:: Recorded information

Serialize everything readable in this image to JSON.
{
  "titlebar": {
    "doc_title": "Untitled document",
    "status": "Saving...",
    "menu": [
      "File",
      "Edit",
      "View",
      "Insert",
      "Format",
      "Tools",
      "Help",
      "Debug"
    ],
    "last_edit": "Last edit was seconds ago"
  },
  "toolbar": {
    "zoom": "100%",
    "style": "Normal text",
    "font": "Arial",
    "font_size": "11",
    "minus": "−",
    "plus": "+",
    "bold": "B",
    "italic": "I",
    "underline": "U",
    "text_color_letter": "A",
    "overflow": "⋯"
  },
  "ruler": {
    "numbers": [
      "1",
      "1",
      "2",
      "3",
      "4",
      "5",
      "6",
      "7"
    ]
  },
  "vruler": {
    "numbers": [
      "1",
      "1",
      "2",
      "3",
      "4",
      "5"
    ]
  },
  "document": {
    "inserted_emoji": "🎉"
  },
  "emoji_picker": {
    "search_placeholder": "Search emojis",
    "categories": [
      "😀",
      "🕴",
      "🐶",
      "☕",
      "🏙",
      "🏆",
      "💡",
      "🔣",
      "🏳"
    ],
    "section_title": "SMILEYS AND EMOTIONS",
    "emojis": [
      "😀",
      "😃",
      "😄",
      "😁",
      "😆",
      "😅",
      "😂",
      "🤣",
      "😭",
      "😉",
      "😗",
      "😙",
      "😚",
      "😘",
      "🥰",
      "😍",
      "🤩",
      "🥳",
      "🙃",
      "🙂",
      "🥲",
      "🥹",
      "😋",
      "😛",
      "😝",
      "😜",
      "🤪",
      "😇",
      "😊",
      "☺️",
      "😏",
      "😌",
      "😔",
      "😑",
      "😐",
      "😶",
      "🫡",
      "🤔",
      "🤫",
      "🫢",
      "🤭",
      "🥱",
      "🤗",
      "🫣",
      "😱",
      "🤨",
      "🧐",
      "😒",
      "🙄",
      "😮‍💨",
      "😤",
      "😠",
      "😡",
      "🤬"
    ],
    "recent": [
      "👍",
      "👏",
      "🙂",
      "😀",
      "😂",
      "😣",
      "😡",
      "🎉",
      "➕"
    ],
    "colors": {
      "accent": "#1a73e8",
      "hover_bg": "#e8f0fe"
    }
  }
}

::::

> **Stated goal**
Reply with one number only, the count of lines above that hold the string "document".

> **Written response**
2